• [Goal 1] Which politically charged terms for people does the post on plaster footprint plaques quote as examples? List every one.
• [Goal 2]
Answer these from the post on plaster footprint plaques:
(a) What did Google say could stand in for rubbing alcohol if no chemist stocked it?
(b) What were the toddler's paper clothes made from?
(c) What is the official title of the exhibition next March?
• [Goal 3] Carry on the post on plaster footprint plaques, starting after its last sentence.

No its not for drinking
To make the plaques I put some damp sand in a bucket and placed my own bare foot on the sand to get a print, then mixed up some plaster of Paris and poured it in. It took a while to set because of the dampness of the sand. Then I had to get the cast out by upending the bucket and scattering sand everywhere. Then I had to order a whizzer online, (Chris having broken the previous one with hot soup.) Meanwhile I greased the cast with vaseline and carefully laid out the top layer of the final piece using tissue paper for the foot and newspaper strips for the surround glued together with acrylic medium. Finally got around to whizzing up some paper scraps into papier mache and adding it to the piece to make a thicker base. I wondered what would take the Vaseline off the top surface. Google told me to use rubbing alcohol from a chemist, but if none stocked it, I could use vodka instead. Well, guess what, I ended up with vodka in my studio.
I have learnt from the experience that I need to use a shallower but wider receptacle for the sand, so I can mould bigger feet or shoes, and get the cast out without so much mess.
I had a lovely time with a 7 year-old neighbour, showing him how to make a plaster cast of his feet. He was very impressed that he had to wear a mask while we mixed the plaster. It is getting interesting making the plaques, as I have to decide what news stories to paste around the edge, as well as what personal story to tell in the footprint. I found a good piece about the need for education in the refugee camps which felt just right.
the need for education
Returning to paper clothes (as it takes so long for papier mache to dry), I took the story of the child drowned on a Turkish beach and conflated it with the current destruction of Syrian civilisation. So to tell both those stories at once, I made paper clothes for a toddler out of maps of Syria. When they were complete I crumpled them thoroughly, unlike the fashion clothes which I am trying not to crumple. I have stopped short of tearing or burning holes with joss sticks – but I still might.
‘Where are we going?’ is now the official title of my exhibition next March.
I have been thinking about how as an artist to reflect on the current crisis in Syria. There is so much in the news that it is overwhelming. Some articles that have affected me discuss what language to use to describe people, and the probable cause of the crisis.
Do you use politically charged words like ‘genuine refugees’, ‘economic migrants’, ‘illegal asylum seekers’? asked David Marsh, Guardian Weekly 11.09.15 or do you call them ‘people’? Are they just numbers – ‘marauding hordes’ – or are they people each with their own history?
An editorial 13.03.15 described the impact of drought 2007-2010 in the Fertile Crescent leading to collapse of agricultural communities, migration into cities, increased unemployment and poverty, which led to destabilisation of Assad’s regime. Are many of these people therefore climate refugees?

• [Extracted information]
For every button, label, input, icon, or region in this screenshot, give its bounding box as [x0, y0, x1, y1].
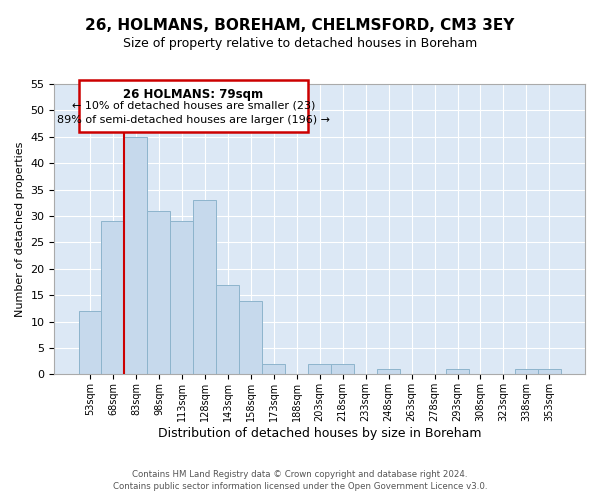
- Bar: [79, 80, 308, 132]
- X-axis label: Distribution of detached houses by size in Boreham: Distribution of detached houses by size …: [158, 427, 481, 440]
- Bar: [377, 369, 400, 374]
- Bar: [515, 369, 538, 374]
- Text: Size of property relative to detached houses in Boreham: Size of property relative to detached ho…: [123, 38, 477, 51]
- Bar: [193, 200, 217, 374]
- Bar: [308, 364, 331, 374]
- Text: 26 HOLMANS: 79sqm: 26 HOLMANS: 79sqm: [124, 88, 263, 101]
- Bar: [217, 284, 239, 374]
- Text: 89% of semi-detached houses are larger (196) →: 89% of semi-detached houses are larger (…: [57, 114, 330, 124]
- Bar: [148, 210, 170, 374]
- Text: Contains public sector information licensed under the Open Government Licence v3: Contains public sector information licen…: [113, 482, 487, 491]
- Bar: [79, 311, 101, 374]
- Bar: [124, 137, 148, 374]
- Text: 26, HOLMANS, BOREHAM, CHELMSFORD, CM3 3EY: 26, HOLMANS, BOREHAM, CHELMSFORD, CM3 3E…: [85, 18, 515, 32]
- Y-axis label: Number of detached properties: Number of detached properties: [15, 142, 25, 317]
- Bar: [446, 369, 469, 374]
- Bar: [170, 222, 193, 374]
- Bar: [262, 364, 285, 374]
- Bar: [538, 369, 561, 374]
- Text: Contains HM Land Registry data © Crown copyright and database right 2024.: Contains HM Land Registry data © Crown c…: [132, 470, 468, 479]
- Bar: [239, 300, 262, 374]
- Text: ← 10% of detached houses are smaller (23): ← 10% of detached houses are smaller (23…: [71, 101, 315, 111]
- Bar: [101, 222, 124, 374]
- Bar: [331, 364, 354, 374]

• [Task answer 1]
'genuine refugees'
'economic migrants'
'illegal asylum seekers'

• [Task answer 2]
(a) Vodka.
(b) Maps of Syria.
(c) 'Where are we going?'

• [Task answer 3]
And over the last 2 months there have been so many descriptions of people’s attempts to reach safety in Europe in the face of blockades, fences, military and civilian police, the extortions and cynicism of people smugglers, the cost of bribes, the inadequacy of the transport systems, the horrendous conditions in the camps. My next door neighbour was himself caught up in the trek along the railway line from Budapest into Austria, although he had a ticket and was a tourist. In the end he shared a taxi with some of the refugees.
When I was making a series of map-clothes about the experiences of Jews in the last century, I was conscious of trying to name individuals when possible, to counteract the dehumanising attempts by the Nazis to reduce them to numbers, and the dehumanising impact on us all of the horrifyingly huge numbers of people killed. I feel that a similar approach is required for this project. As so much of the story is about the journey, I have started to make plaques of footsteps, and to find some of the real names and stories.
I have had a long break from writing the blog, (how could I compete with Corbyn mania?) which means that the marigold dress is now complete.
I found that tyvek is a wonderful material for making stencils. I just ordered a sample pack of A4 sheets of Tyvek, and now know that the thicker paper type tyvek works best.
I used 2 shades of darker blues for the leaf stencil, over a mid-blue background, rolled on with a decorator’s small roller, with more leaves on the skirt papers than the bodice.
I was concerned about what colour to use for the lino cut marigolds –what would work with the leaves and the map colour. I tried out various options and decided that burnt orange ink with a sprinkling of gold dust worked the best –and related to the use of marigolds and gold in Hindu festivals.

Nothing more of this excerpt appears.